* DESCRIPTION OF THE TASK
Below you will find a set of lines. Repeat them all exactly.

* SOURCE MATERIAL
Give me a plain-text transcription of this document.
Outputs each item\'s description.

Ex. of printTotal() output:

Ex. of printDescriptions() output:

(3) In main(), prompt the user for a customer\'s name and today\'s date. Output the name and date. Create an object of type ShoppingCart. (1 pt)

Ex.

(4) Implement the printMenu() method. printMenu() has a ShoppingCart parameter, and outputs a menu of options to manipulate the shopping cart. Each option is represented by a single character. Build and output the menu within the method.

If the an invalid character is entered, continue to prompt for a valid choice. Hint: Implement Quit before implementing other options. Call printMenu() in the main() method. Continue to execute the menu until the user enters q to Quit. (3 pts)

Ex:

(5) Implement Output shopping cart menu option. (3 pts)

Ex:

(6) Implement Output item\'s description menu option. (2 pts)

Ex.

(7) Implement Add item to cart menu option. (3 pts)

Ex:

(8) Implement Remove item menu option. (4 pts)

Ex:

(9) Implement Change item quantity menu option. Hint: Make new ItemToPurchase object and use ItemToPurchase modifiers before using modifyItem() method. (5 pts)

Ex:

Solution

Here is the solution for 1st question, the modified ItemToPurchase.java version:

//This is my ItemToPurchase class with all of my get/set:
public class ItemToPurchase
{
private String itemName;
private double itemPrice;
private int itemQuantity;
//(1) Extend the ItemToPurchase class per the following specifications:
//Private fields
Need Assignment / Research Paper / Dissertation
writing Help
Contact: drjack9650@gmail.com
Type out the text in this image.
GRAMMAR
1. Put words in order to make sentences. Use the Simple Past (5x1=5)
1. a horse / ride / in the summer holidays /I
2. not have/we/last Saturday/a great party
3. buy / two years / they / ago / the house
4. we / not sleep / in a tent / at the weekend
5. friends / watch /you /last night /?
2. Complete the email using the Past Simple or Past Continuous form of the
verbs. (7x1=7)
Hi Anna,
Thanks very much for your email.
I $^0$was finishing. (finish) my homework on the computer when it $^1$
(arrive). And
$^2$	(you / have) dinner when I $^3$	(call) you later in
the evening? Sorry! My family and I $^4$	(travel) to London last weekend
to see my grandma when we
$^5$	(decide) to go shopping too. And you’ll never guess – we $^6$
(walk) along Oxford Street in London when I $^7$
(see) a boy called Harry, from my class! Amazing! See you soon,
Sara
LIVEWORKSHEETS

* EXERCISE OUTPUT
Give me a plain-text transcription of this document.
Outputs each item\'s description.

Ex. of printTotal() output:

Ex. of printDescriptions() output:

(3) In main(), prompt the user for a customer\'s name and today\'s date. Output the name and date. Create an object of type ShoppingCart. (1 pt)

Ex.

(4) Implement the printMenu() method. printMenu() has a ShoppingCart parameter, and outputs a menu of options to manipulate the shopping cart. Each option is represented by a single character. Build and output the menu within the method.

If the an invalid character is entered, continue to prompt for a valid choice. Hint: Implement Quit before implementing other options. Call printMenu() in the main() method. Continue to execute the menu until the user enters q to Quit. (3 pts)

Ex:

(5) Implement Output shopping cart menu option. (3 pts)

Ex:

(6) Implement Output item\'s description menu option. (2 pts)

Ex.

(7) Implement Add item to cart menu option. (3 pts)

Ex:

(8) Implement Remove item menu option. (4 pts)

Ex:

(9) Implement Change item quantity menu option. Hint: Make new ItemToPurchase object and use ItemToPurchase modifiers before using modifyItem() method. (5 pts)

Ex:

Solution

Here is the solution for 1st question, the modified ItemToPurchase.java version:

//This is my ItemToPurchase class with all of my get/set:
public class ItemToPurchase
{
private String itemName;
private double itemPrice;
private int itemQuantity;
//(1) Extend the ItemToPurchase class per the following specifications:
//Private fields
Need Assignment / Research Paper / Dissertation
writing Help
Contact: drjack9650@gmail.com
Type out the text in this image.
GRAMMAR
1. Put words in order to make sentences. Use the Simple Past (5x1=5)
1. a horse / ride / in the summer holidays /I
2. not have/we/last Saturday/a great party
3. buy / two years / they / ago / the house
4. we / not sleep / in a tent / at the weekend
5. friends / watch /you /last night /?
2. Complete the email using the Past Simple or Past Continuous form of the
verbs. (7x1=7)
Hi Anna,
Thanks very much for your email.
I $^0$was finishing. (finish) my homework on the computer when it $^1$
(arrive). And
$^2$	(you / have) dinner when I $^3$	(call) you later in
the evening? Sorry! My family and I $^4$	(travel) to London last weekend
to see my grandma when we
$^5$	(decide) to go shopping too. And you’ll never guess – we $^6$
(walk) along Oxford Street in London when I $^7$
(see) a boy called Harry, from my class! Amazing! See you soon,
Sara
LIVEWORKSHEETS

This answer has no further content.